WHAT IS REQUIRED =>
Below is a listing to transcribe in full and exactly; keep the pictures out.

EXTRACTED DATA =>
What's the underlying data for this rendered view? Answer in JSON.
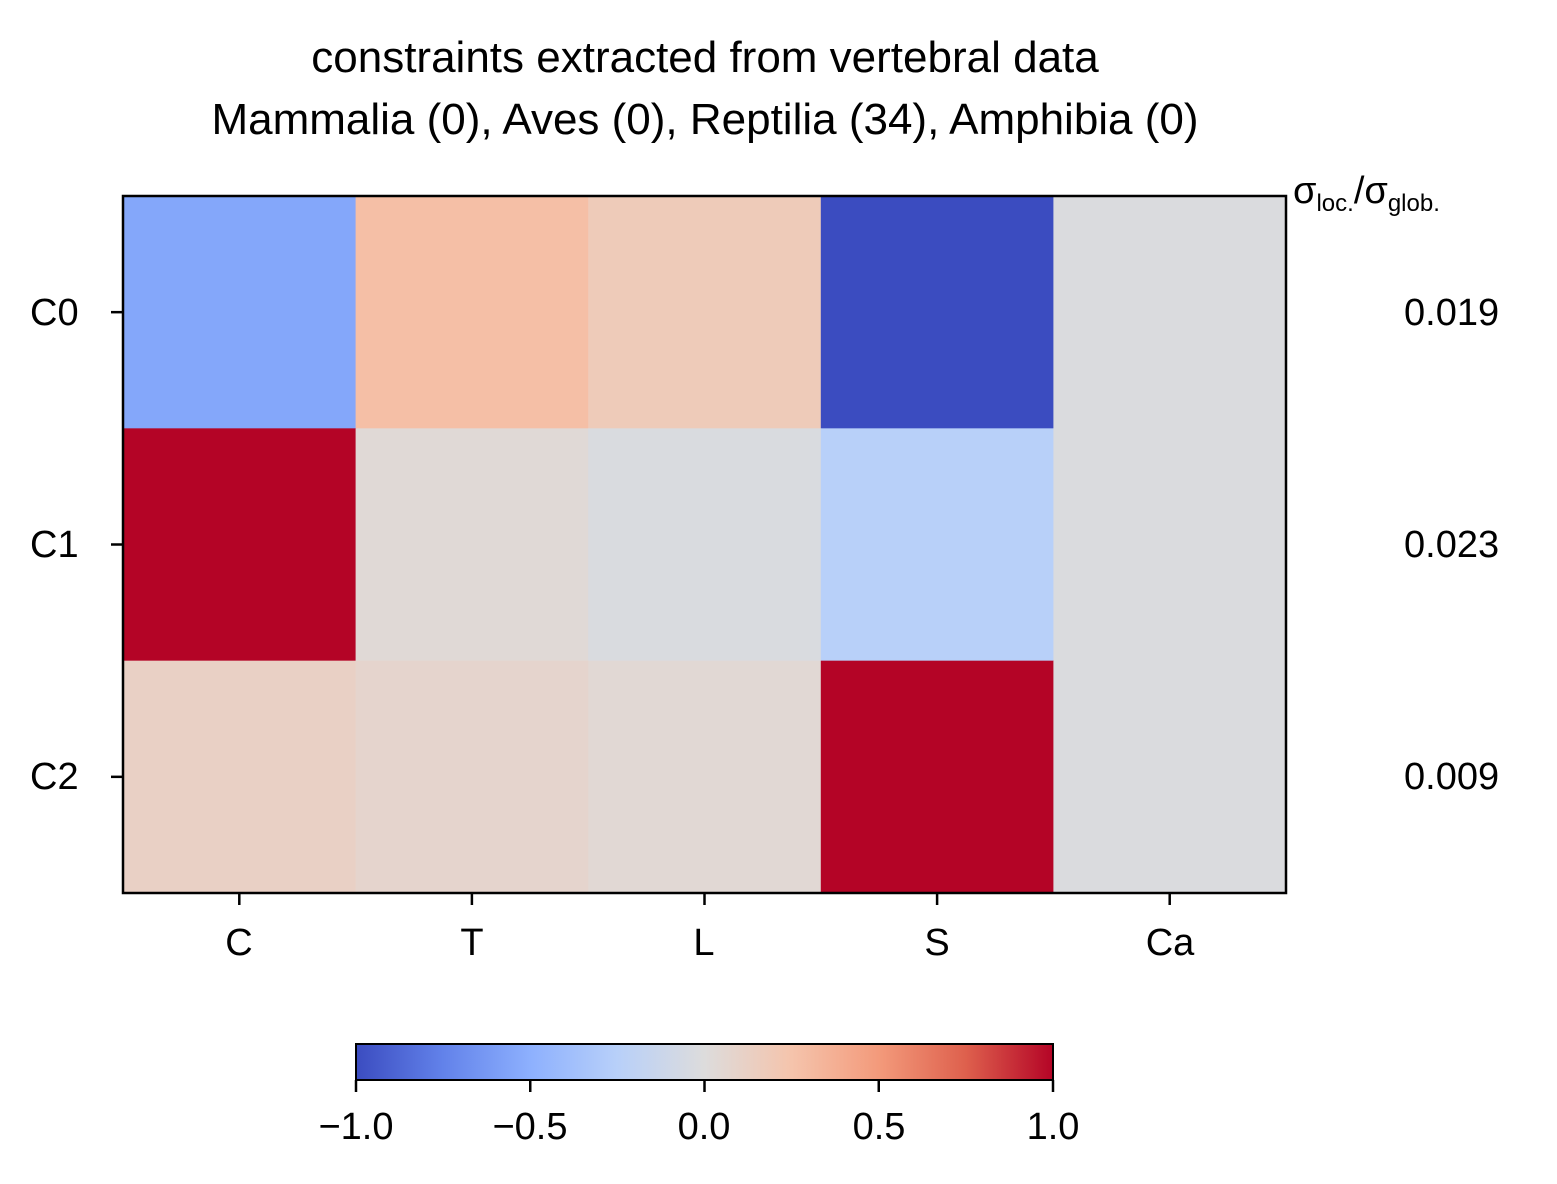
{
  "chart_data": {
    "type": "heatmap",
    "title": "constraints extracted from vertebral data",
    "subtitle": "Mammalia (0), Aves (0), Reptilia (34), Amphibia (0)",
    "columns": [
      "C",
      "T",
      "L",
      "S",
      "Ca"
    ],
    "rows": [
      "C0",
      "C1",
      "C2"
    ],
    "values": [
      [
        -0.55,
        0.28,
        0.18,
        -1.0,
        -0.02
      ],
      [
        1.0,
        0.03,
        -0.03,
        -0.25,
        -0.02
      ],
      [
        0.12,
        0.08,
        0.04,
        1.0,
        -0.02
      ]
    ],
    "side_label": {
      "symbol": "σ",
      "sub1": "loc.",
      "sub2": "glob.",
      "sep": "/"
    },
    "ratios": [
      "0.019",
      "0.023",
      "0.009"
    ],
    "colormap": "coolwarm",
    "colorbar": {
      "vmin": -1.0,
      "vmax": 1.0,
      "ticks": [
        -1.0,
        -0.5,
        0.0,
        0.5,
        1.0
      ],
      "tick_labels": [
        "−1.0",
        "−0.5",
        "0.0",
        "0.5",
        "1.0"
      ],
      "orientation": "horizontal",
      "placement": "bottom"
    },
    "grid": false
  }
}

EXERCISE SOLUTION =>
What's the underlying data for this rendered view? Answer in JSON.
{
  "chart_data": {
    "type": "heatmap",
    "title": "constraints extracted from vertebral data",
    "subtitle": "Mammalia (0), Aves (0), Reptilia (34), Amphibia (0)",
    "columns": [
      "C",
      "T",
      "L",
      "S",
      "Ca"
    ],
    "rows": [
      "C0",
      "C1",
      "C2"
    ],
    "values": [
      [
        -0.55,
        0.28,
        0.18,
        -1.0,
        -0.02
      ],
      [
        1.0,
        0.03,
        -0.03,
        -0.25,
        -0.02
      ],
      [
        0.12,
        0.08,
        0.04,
        1.0,
        -0.02
      ]
    ],
    "side_label": {
      "symbol": "σ",
      "sub1": "loc.",
      "sub2": "glob.",
      "sep": "/"
    },
    "ratios": [
      "0.019",
      "0.023",
      "0.009"
    ],
    "colormap": "coolwarm",
    "colorbar": {
      "vmin": -1.0,
      "vmax": 1.0,
      "ticks": [
        -1.0,
        -0.5,
        0.0,
        0.5,
        1.0
      ],
      "tick_labels": [
        "−1.0",
        "−0.5",
        "0.0",
        "0.5",
        "1.0"
      ],
      "orientation": "horizontal",
      "placement": "bottom"
    },
    "grid": false
  }
}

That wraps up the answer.